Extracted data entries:
----------

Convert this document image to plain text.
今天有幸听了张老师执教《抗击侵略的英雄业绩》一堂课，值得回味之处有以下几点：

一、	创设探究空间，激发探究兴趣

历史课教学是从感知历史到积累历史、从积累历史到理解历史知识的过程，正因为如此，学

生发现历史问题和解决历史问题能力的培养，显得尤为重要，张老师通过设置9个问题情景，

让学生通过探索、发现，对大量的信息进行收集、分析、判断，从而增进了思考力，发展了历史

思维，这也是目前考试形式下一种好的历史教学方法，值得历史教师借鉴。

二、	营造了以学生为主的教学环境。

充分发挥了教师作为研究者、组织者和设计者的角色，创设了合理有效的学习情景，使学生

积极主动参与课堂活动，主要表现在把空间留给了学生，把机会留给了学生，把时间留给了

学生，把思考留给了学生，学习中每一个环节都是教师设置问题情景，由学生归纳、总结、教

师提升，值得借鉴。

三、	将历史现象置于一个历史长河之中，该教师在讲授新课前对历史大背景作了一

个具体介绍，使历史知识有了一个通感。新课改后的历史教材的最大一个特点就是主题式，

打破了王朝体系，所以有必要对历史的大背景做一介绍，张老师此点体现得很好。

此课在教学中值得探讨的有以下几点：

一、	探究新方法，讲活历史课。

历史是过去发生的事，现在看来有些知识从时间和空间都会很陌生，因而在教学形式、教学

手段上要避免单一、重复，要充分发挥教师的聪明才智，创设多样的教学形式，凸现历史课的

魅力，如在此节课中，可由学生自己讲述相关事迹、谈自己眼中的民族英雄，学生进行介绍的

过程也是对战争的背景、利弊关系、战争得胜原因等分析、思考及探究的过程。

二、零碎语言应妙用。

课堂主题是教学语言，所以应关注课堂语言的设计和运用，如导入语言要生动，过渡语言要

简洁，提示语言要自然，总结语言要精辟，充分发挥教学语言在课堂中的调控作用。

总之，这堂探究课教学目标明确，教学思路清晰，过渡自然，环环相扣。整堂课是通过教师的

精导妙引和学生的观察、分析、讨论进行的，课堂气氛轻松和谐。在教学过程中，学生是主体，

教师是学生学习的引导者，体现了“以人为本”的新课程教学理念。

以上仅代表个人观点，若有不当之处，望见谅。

----------

What you need to do: Transcribe all of the entries without altering anything.

Correct result:
Convert this document image to plain text.
今天有幸听了张老师执教《抗击侵略的英雄业绩》一堂课，值得回味之处有以下几点：

一、	创设探究空间，激发探究兴趣

历史课教学是从感知历史到积累历史、从积累历史到理解历史知识的过程，正因为如此，学

生发现历史问题和解决历史问题能力的培养，显得尤为重要，张老师通过设置9个问题情景，

让学生通过探索、发现，对大量的信息进行收集、分析、判断，从而增进了思考力，发展了历史

思维，这也是目前考试形式下一种好的历史教学方法，值得历史教师借鉴。

二、	营造了以学生为主的教学环境。

充分发挥了教师作为研究者、组织者和设计者的角色，创设了合理有效的学习情景，使学生

积极主动参与课堂活动，主要表现在把空间留给了学生，把机会留给了学生，把时间留给了

学生，把思考留给了学生，学习中每一个环节都是教师设置问题情景，由学生归纳、总结、教

师提升，值得借鉴。

三、	将历史现象置于一个历史长河之中，该教师在讲授新课前对历史大背景作了一

个具体介绍，使历史知识有了一个通感。新课改后的历史教材的最大一个特点就是主题式，

打破了王朝体系，所以有必要对历史的大背景做一介绍，张老师此点体现得很好。

此课在教学中值得探讨的有以下几点：

一、	探究新方法，讲活历史课。

历史是过去发生的事，现在看来有些知识从时间和空间都会很陌生，因而在教学形式、教学

手段上要避免单一、重复，要充分发挥教师的聪明才智，创设多样的教学形式，凸现历史课的

魅力，如在此节课中，可由学生自己讲述相关事迹、谈自己眼中的民族英雄，学生进行介绍的

过程也是对战争的背景、利弊关系、战争得胜原因等分析、思考及探究的过程。

二、零碎语言应妙用。

课堂主题是教学语言，所以应关注课堂语言的设计和运用，如导入语言要生动，过渡语言要

简洁，提示语言要自然，总结语言要精辟，充分发挥教学语言在课堂中的调控作用。

总之，这堂探究课教学目标明确，教学思路清晰，过渡自然，环环相扣。整堂课是通过教师的

精导妙引和学生的观察、分析、讨论进行的，课堂气氛轻松和谐。在教学过程中，学生是主体，

教师是学生学习的引导者，体现了“以人为本”的新课程教学理念。

以上仅代表个人观点，若有不当之处，望见谅。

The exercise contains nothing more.